** Start TASK MATERIAL **

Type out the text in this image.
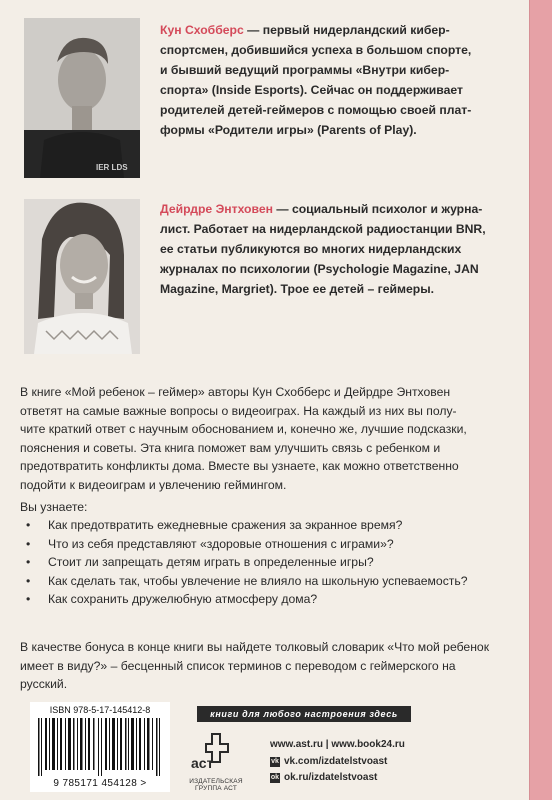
IER LDS
Кун Схобберс — первый нидерландский кибер-
спортсмен, добившийся успеха в большом спорте,
и бывший ведущий программы «Внутри кибер-
спорта» (Inside Esports). Сейчас он поддерживает
родителей детей-геймеров с помощью своей плат-
формы «Родители игры» (Parents of Play).
Дейрдре Энтховен — социальный психолог и журна-
лист. Работает на нидерландской радиостанции BNR,
ее статьи публикуются во многих нидерландских
журналах по психологии (Psychologie Magazine, JAN
Magazine, Margriet). Трое ее детей – геймеры.
В книге «Мой ребенок – геймер» авторы Кун Схобберс и Дейрдре Энтховен
ответят на самые важные вопросы о видеоиграх. На каждый из них вы полу-
чите краткий ответ с научным обоснованием и, конечно же, лучшие подсказки,
пояснения и советы. Эта книга поможет вам улучшить связь с ребенком и
предотвратить конфликты дома. Вместе вы узнаете, как можно ответственно
подойти к видеоиграм и увлечению геймингом.
Вы узнаете:
• Как предотвратить ежедневные сражения за экранное время?
• Что из себя представляют «здоровые отношения с играми»?
• Стоит ли запрещать детям играть в определенные игры?
• Как сделать так, чтобы увлечение не влияло на школьную успеваемость?
• Как сохранить дружелюбную атмосферу дома?
В качестве бонуса в конце книги вы найдете толковый словарик «Что мой ребенок
имеет в виду?» – бесценный список терминов с переводом с геймерского на
русский.
книги для любого настроения здесь
ISBN 978-5-17-145412-8
9 785171 454128 >
аст
ИЗДАТЕЛЬСКАЯ ГРУППА АСТ
www.ast.ru | www.book24.ru
vk vk.com/izdatelstvoast
ok ok.ru/izdatelstvoast
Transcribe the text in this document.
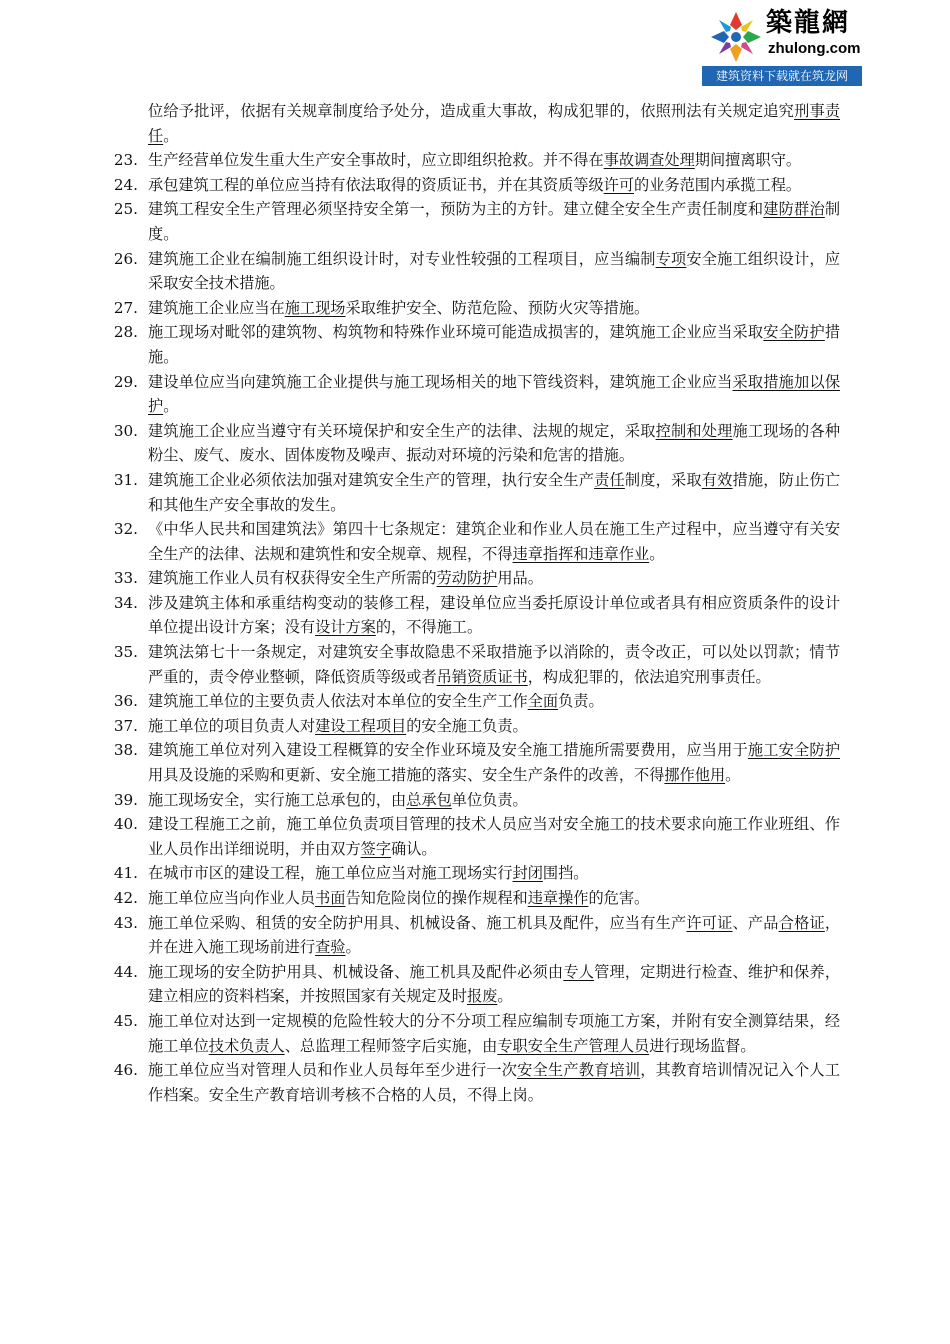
築龍網
zhulong.com
建筑资料下载就在筑龙网
位给予批评，依据有关规章制度给予处分，造成重大事故，构成犯罪的，依照刑法有关规定追究刑事责任。
23. 生产经营单位发生重大生产安全事故时，应立即组织抢救。并不得在事故调查处理期间擅离职守。
24. 承包建筑工程的单位应当持有依法取得的资质证书，并在其资质等级许可的业务范围内承揽工程。
25. 建筑工程安全生产管理必须坚持安全第一，预防为主的方针。建立健全安全生产责任制度和建防群治制度。
26. 建筑施工企业在编制施工组织设计时，对专业性较强的工程项目，应当编制专项安全施工组织设计，应采取安全技术措施。
27. 建筑施工企业应当在施工现场采取维护安全、防范危险、预防火灾等措施。
28. 施工现场对毗邻的建筑物、构筑物和特殊作业环境可能造成损害的，建筑施工企业应当采取安全防护措施。
29. 建设单位应当向建筑施工企业提供与施工现场相关的地下管线资料，建筑施工企业应当采取措施加以保护。
30. 建筑施工企业应当遵守有关环境保护和安全生产的法律、法规的规定，采取控制和处理施工现场的各种粉尘、废气、废水、固体废物及噪声、振动对环境的污染和危害的措施。
31. 建筑施工企业必须依法加强对建筑安全生产的管理，执行安全生产责任制度，采取有效措施，防止伤亡和其他生产安全事故的发生。
32. 《中华人民共和国建筑法》第四十七条规定：建筑企业和作业人员在施工生产过程中，应当遵守有关安全生产的法律、法规和建筑性和安全规章、规程，不得违章指挥和违章作业。
33. 建筑施工作业人员有权获得安全生产所需的劳动防护用品。
34. 涉及建筑主体和承重结构变动的装修工程，建设单位应当委托原设计单位或者具有相应资质条件的设计单位提出设计方案；没有设计方案的，不得施工。
35. 建筑法第七十一条规定，对建筑安全事故隐患不采取措施予以消除的，责令改正，可以处以罚款；情节严重的，责令停业整顿，降低资质等级或者吊销资质证书，构成犯罪的，依法追究刑事责任。
36. 建筑施工单位的主要负责人依法对本单位的安全生产工作全面负责。
37. 施工单位的项目负责人对建设工程项目的安全施工负责。
38. 建筑施工单位对列入建设工程概算的安全作业环境及安全施工措施所需要费用，应当用于施工安全防护用具及设施的采购和更新、安全施工措施的落实、安全生产条件的改善，不得挪作他用。
39. 施工现场安全，实行施工总承包的，由总承包单位负责。
40. 建设工程施工之前，施工单位负责项目管理的技术人员应当对安全施工的技术要求向施工作业班组、作业人员作出详细说明，并由双方签字确认。
41. 在城市市区的建设工程，施工单位应当对施工现场实行封闭围挡。
42. 施工单位应当向作业人员书面告知危险岗位的操作规程和违章操作的危害。
43. 施工单位采购、租赁的安全防护用具、机械设备、施工机具及配件，应当有生产许可证、产品合格证，并在进入施工现场前进行查验。
44. 施工现场的安全防护用具、机械设备、施工机具及配件必须由专人管理，定期进行检查、维护和保养，建立相应的资料档案，并按照国家有关规定及时报废。
45. 施工单位对达到一定规模的危险性较大的分不分项工程应编制专项施工方案，并附有安全测算结果，经施工单位技术负责人、总监理工程师签字后实施，由专职安全生产管理人员进行现场监督。
46. 施工单位应当对管理人员和作业人员每年至少进行一次安全生产教育培训，其教育培训情况记入个人工作档案。安全生产教育培训考核不合格的人员，不得上岗。
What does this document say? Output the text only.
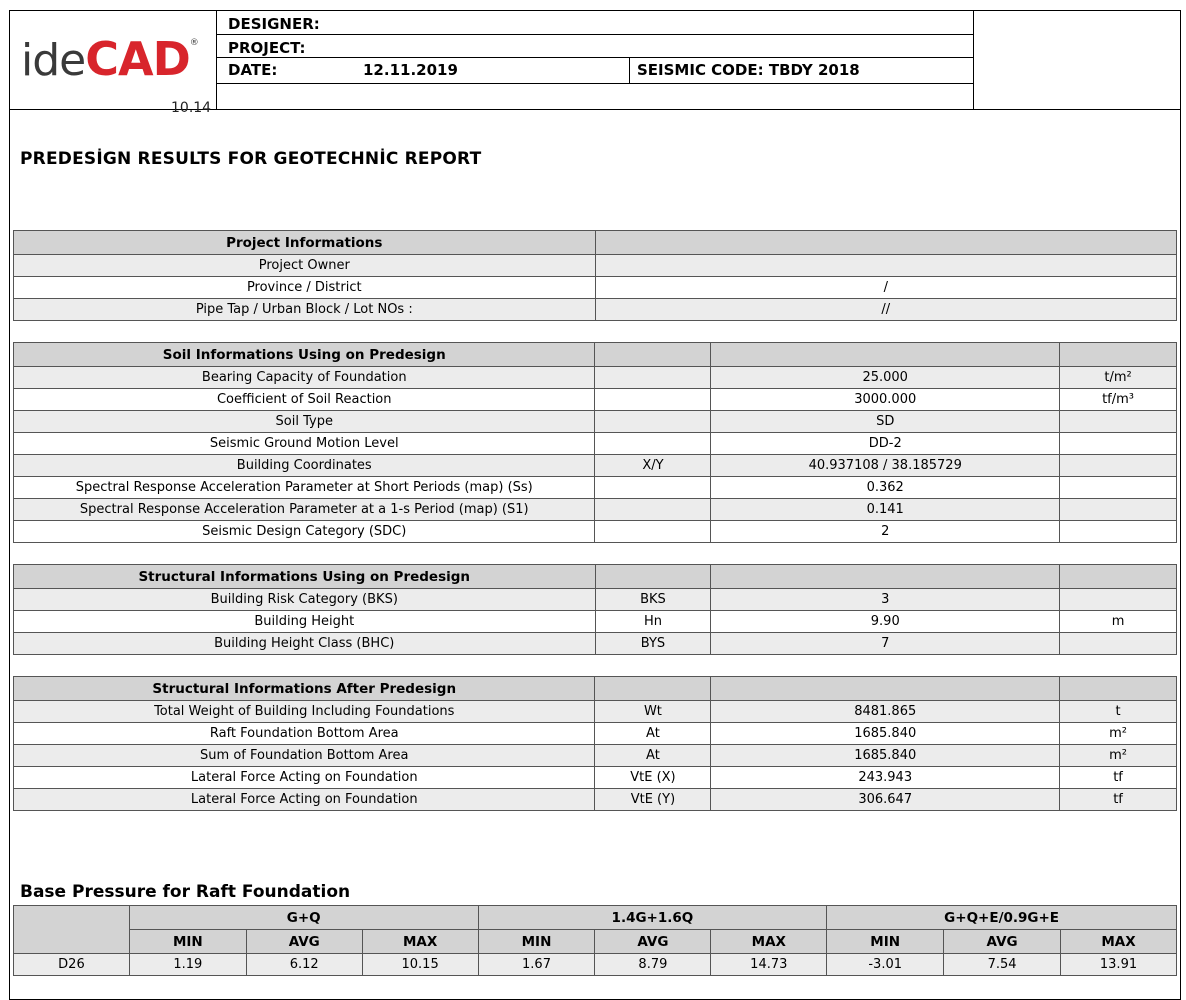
ideCAD®
10.14
DESIGNER:
PROJECT:
DATE:	12.11.2019	SEISMIC CODE: TBDY 2018
PREDESİGN RESULTS FOR GEOTECHNİC REPORT
Project Informations	
Project Owner	
Province / District	/
Pipe Tap / Urban Block / Lot NOs :	//
Soil Informations Using on Predesign			
Bearing Capacity of Foundation		25.000	t/m²
Coefficient of Soil Reaction		3000.000	tf/m³
Soil Type		SD	
Seismic Ground Motion Level		DD-2	
Building Coordinates	X/Y	40.937108 / 38.185729	
Spectral Response Acceleration Parameter at Short Periods (map) (Ss)		0.362	
Spectral Response Acceleration Parameter at a 1-s Period (map) (S1)		0.141	
Seismic Design Category (SDC)		2	
Structural Informations Using on Predesign			
Building Risk Category (BKS)	BKS	3	
Building Height	Hn	9.90	m
Building Height Class (BHC)	BYS	7	
Structural Informations After Predesign			
Total Weight of Building Including Foundations	Wt	8481.865	t
Raft Foundation Bottom Area	At	1685.840	m²
Sum of Foundation Bottom Area	At	1685.840	m²
Lateral Force Acting on Foundation	VtE (X)	243.943	tf
Lateral Force Acting on Foundation	VtE (Y)	306.647	tf
Base Pressure for Raft Foundation
	G+Q			1.4G+1.6Q			G+Q+E/0.9G+E		
	MIN	AVG	MAX	MIN	AVG	MAX	MIN	AVG	MAX
D26	1.19	6.12	10.15	1.67	8.79	14.73	-3.01	7.54	13.91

** End TASK MATERIAL **

--- STATED PROBLEM ---
Exclude all images and restate the records above word for word.

--- SOLVED PROBLEM ---
Type out the text in this image.
IER LDS
Кун Схобберс — первый нидерландский кибер-
спортсмен, добившийся успеха в большом спорте,
и бывший ведущий программы «Внутри кибер-
спорта» (Inside Esports). Сейчас он поддерживает
родителей детей-геймеров с помощью своей плат-
формы «Родители игры» (Parents of Play).
Дейрдре Энтховен — социальный психолог и журна-
лист. Работает на нидерландской радиостанции BNR,
ее статьи публикуются во многих нидерландских
журналах по психологии (Psychologie Magazine, JAN
Magazine, Margriet). Трое ее детей – геймеры.
В книге «Мой ребенок – геймер» авторы Кун Схобберс и Дейрдре Энтховен
ответят на самые важные вопросы о видеоиграх. На каждый из них вы полу-
чите краткий ответ с научным обоснованием и, конечно же, лучшие подсказки,
пояснения и советы. Эта книга поможет вам улучшить связь с ребенком и
предотвратить конфликты дома. Вместе вы узнаете, как можно ответственно
подойти к видеоиграм и увлечению геймингом.
Вы узнаете:
• Как предотвратить ежедневные сражения за экранное время?
• Что из себя представляют «здоровые отношения с играми»?
• Стоит ли запрещать детям играть в определенные игры?
• Как сделать так, чтобы увлечение не влияло на школьную успеваемость?
• Как сохранить дружелюбную атмосферу дома?
В качестве бонуса в конце книги вы найдете толковый словарик «Что мой ребенок
имеет в виду?» – бесценный список терминов с переводом с геймерского на
русский.
книги для любого настроения здесь
ISBN 978-5-17-145412-8
9 785171 454128 >
аст
ИЗДАТЕЛЬСКАЯ ГРУППА АСТ
www.ast.ru | www.book24.ru
vk vk.com/izdatelstvoast
ok ok.ru/izdatelstvoast
Transcribe the text in this document.
築龍網
zhulong.com
建筑资料下载就在筑龙网
位给予批评，依据有关规章制度给予处分，造成重大事故，构成犯罪的，依照刑法有关规定追究刑事责任。
23. 生产经营单位发生重大生产安全事故时，应立即组织抢救。并不得在事故调查处理期间擅离职守。
24. 承包建筑工程的单位应当持有依法取得的资质证书，并在其资质等级许可的业务范围内承揽工程。
25. 建筑工程安全生产管理必须坚持安全第一，预防为主的方针。建立健全安全生产责任制度和建防群治制度。
26. 建筑施工企业在编制施工组织设计时，对专业性较强的工程项目，应当编制专项安全施工组织设计，应采取安全技术措施。
27. 建筑施工企业应当在施工现场采取维护安全、防范危险、预防火灾等措施。
28. 施工现场对毗邻的建筑物、构筑物和特殊作业环境可能造成损害的，建筑施工企业应当采取安全防护措施。
29. 建设单位应当向建筑施工企业提供与施工现场相关的地下管线资料，建筑施工企业应当采取措施加以保护。
30. 建筑施工企业应当遵守有关环境保护和安全生产的法律、法规的规定，采取控制和处理施工现场的各种粉尘、废气、废水、固体废物及噪声、振动对环境的污染和危害的措施。
31. 建筑施工企业必须依法加强对建筑安全生产的管理，执行安全生产责任制度，采取有效措施，防止伤亡和其他生产安全事故的发生。
32. 《中华人民共和国建筑法》第四十七条规定：建筑企业和作业人员在施工生产过程中，应当遵守有关安全生产的法律、法规和建筑性和安全规章、规程，不得违章指挥和违章作业。
33. 建筑施工作业人员有权获得安全生产所需的劳动防护用品。
34. 涉及建筑主体和承重结构变动的装修工程，建设单位应当委托原设计单位或者具有相应资质条件的设计单位提出设计方案；没有设计方案的，不得施工。
35. 建筑法第七十一条规定，对建筑安全事故隐患不采取措施予以消除的，责令改正，可以处以罚款；情节严重的，责令停业整顿，降低资质等级或者吊销资质证书，构成犯罪的，依法追究刑事责任。
36. 建筑施工单位的主要负责人依法对本单位的安全生产工作全面负责。
37. 施工单位的项目负责人对建设工程项目的安全施工负责。
38. 建筑施工单位对列入建设工程概算的安全作业环境及安全施工措施所需要费用，应当用于施工安全防护用具及设施的采购和更新、安全施工措施的落实、安全生产条件的改善，不得挪作他用。
39. 施工现场安全，实行施工总承包的，由总承包单位负责。
40. 建设工程施工之前，施工单位负责项目管理的技术人员应当对安全施工的技术要求向施工作业班组、作业人员作出详细说明，并由双方签字确认。
41. 在城市市区的建设工程，施工单位应当对施工现场实行封闭围挡。
42. 施工单位应当向作业人员书面告知危险岗位的操作规程和违章操作的危害。
43. 施工单位采购、租赁的安全防护用具、机械设备、施工机具及配件，应当有生产许可证、产品合格证，并在进入施工现场前进行查验。
44. 施工现场的安全防护用具、机械设备、施工机具及配件必须由专人管理，定期进行检查、维护和保养，建立相应的资料档案，并按照国家有关规定及时报废。
45. 施工单位对达到一定规模的危险性较大的分不分项工程应编制专项施工方案，并附有安全测算结果，经施工单位技术负责人、总监理工程师签字后实施，由专职安全生产管理人员进行现场监督。
46. 施工单位应当对管理人员和作业人员每年至少进行一次安全生产教育培训，其教育培训情况记入个人工作档案。安全生产教育培训考核不合格的人员，不得上岗。
What does this document say? Output the text only.
ideCAD®
10.14
DESIGNER:
PROJECT:
DATE:	12.11.2019	SEISMIC CODE: TBDY 2018
PREDESİGN RESULTS FOR GEOTECHNİC REPORT
Project Informations	
Project Owner	
Province / District	/
Pipe Tap / Urban Block / Lot NOs :	//
Soil Informations Using on Predesign			
Bearing Capacity of Foundation		25.000	t/m²
Coefficient of Soil Reaction		3000.000	tf/m³
Soil Type		SD	
Seismic Ground Motion Level		DD-2	
Building Coordinates	X/Y	40.937108 / 38.185729	
Spectral Response Acceleration Parameter at Short Periods (map) (Ss)		0.362	
Spectral Response Acceleration Parameter at a 1-s Period (map) (S1)		0.141	
Seismic Design Category (SDC)		2	
Structural Informations Using on Predesign			
Building Risk Category (BKS)	BKS	3	
Building Height	Hn	9.90	m
Building Height Class (BHC)	BYS	7	
Structural Informations After Predesign			
Total Weight of Building Including Foundations	Wt	8481.865	t
Raft Foundation Bottom Area	At	1685.840	m²
Sum of Foundation Bottom Area	At	1685.840	m²
Lateral Force Acting on Foundation	VtE (X)	243.943	tf
Lateral Force Acting on Foundation	VtE (Y)	306.647	tf
Base Pressure for Raft Foundation
	G+Q			1.4G+1.6Q			G+Q+E/0.9G+E		
	MIN	AVG	MAX	MIN	AVG	MAX	MIN	AVG	MAX
D26	1.19	6.12	10.15	1.67	8.79	14.73	-3.01	7.54	13.91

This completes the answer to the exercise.